* SHORT TASK
Please transcribe the records precisely; pictures stay out of your copy.

(Stored data entries)
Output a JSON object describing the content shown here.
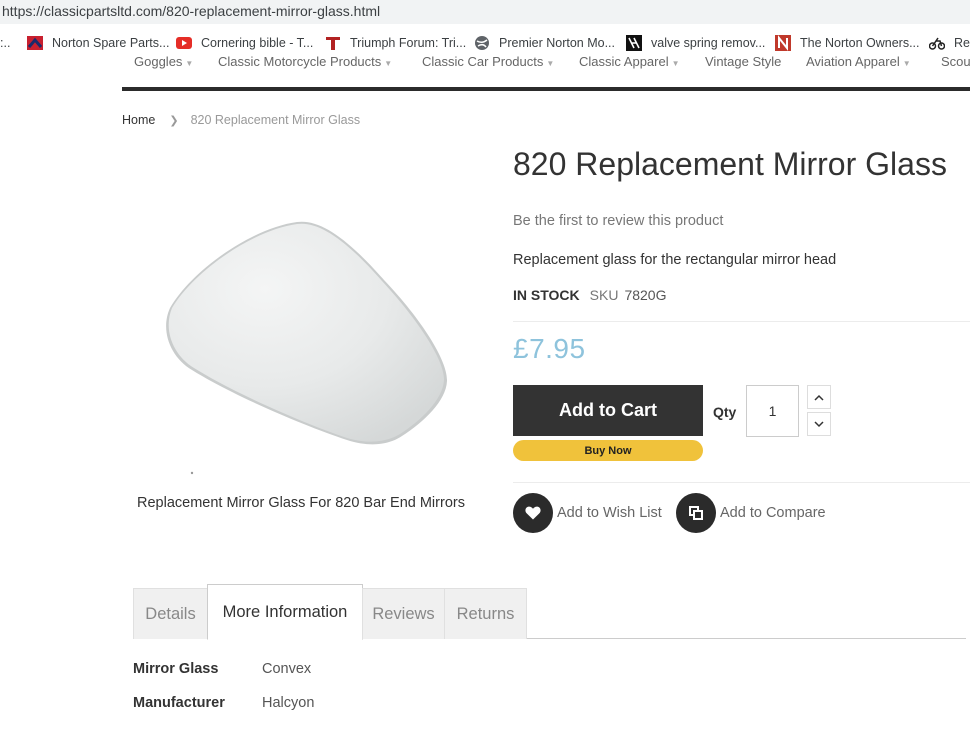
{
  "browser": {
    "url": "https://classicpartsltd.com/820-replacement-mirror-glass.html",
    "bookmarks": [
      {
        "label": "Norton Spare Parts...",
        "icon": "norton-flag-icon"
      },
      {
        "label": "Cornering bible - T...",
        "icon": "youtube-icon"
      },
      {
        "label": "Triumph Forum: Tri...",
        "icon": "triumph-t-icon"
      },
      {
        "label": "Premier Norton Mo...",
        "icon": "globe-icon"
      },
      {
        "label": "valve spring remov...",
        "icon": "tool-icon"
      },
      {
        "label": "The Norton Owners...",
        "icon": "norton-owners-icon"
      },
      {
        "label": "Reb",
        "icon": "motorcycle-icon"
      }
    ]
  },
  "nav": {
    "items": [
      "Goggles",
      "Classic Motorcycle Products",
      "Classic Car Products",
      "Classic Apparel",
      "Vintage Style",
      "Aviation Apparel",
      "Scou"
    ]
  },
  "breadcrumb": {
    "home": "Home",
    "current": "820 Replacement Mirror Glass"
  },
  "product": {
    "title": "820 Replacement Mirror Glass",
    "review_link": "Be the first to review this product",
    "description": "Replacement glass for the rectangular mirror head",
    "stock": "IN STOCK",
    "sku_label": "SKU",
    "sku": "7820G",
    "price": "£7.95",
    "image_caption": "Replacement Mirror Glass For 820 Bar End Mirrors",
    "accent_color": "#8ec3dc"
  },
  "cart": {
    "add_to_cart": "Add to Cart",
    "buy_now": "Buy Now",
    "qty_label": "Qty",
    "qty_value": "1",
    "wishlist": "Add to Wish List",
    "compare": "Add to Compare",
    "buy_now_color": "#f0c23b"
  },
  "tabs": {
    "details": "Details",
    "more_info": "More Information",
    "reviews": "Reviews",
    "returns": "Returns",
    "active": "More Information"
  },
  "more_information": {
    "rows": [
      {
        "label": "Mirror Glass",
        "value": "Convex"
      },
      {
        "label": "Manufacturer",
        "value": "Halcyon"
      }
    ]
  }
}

* WRITTEN RESPONSE
Output a JSON object describing the content shown here.
{
  "browser": {
    "url": "https://classicpartsltd.com/820-replacement-mirror-glass.html",
    "bookmarks": [
      {
        "label": "Norton Spare Parts...",
        "icon": "norton-flag-icon"
      },
      {
        "label": "Cornering bible - T...",
        "icon": "youtube-icon"
      },
      {
        "label": "Triumph Forum: Tri...",
        "icon": "triumph-t-icon"
      },
      {
        "label": "Premier Norton Mo...",
        "icon": "globe-icon"
      },
      {
        "label": "valve spring remov...",
        "icon": "tool-icon"
      },
      {
        "label": "The Norton Owners...",
        "icon": "norton-owners-icon"
      },
      {
        "label": "Reb",
        "icon": "motorcycle-icon"
      }
    ]
  },
  "nav": {
    "items": [
      "Goggles",
      "Classic Motorcycle Products",
      "Classic Car Products",
      "Classic Apparel",
      "Vintage Style",
      "Aviation Apparel",
      "Scou"
    ]
  },
  "breadcrumb": {
    "home": "Home",
    "current": "820 Replacement Mirror Glass"
  },
  "product": {
    "title": "820 Replacement Mirror Glass",
    "review_link": "Be the first to review this product",
    "description": "Replacement glass for the rectangular mirror head",
    "stock": "IN STOCK",
    "sku_label": "SKU",
    "sku": "7820G",
    "price": "£7.95",
    "image_caption": "Replacement Mirror Glass For 820 Bar End Mirrors",
    "accent_color": "#8ec3dc"
  },
  "cart": {
    "add_to_cart": "Add to Cart",
    "buy_now": "Buy Now",
    "qty_label": "Qty",
    "qty_value": "1",
    "wishlist": "Add to Wish List",
    "compare": "Add to Compare",
    "buy_now_color": "#f0c23b"
  },
  "tabs": {
    "details": "Details",
    "more_info": "More Information",
    "reviews": "Reviews",
    "returns": "Returns",
    "active": "More Information"
  },
  "more_information": {
    "rows": [
      {
        "label": "Mirror Glass",
        "value": "Convex"
      },
      {
        "label": "Manufacturer",
        "value": "Halcyon"
      }
    ]
  }
}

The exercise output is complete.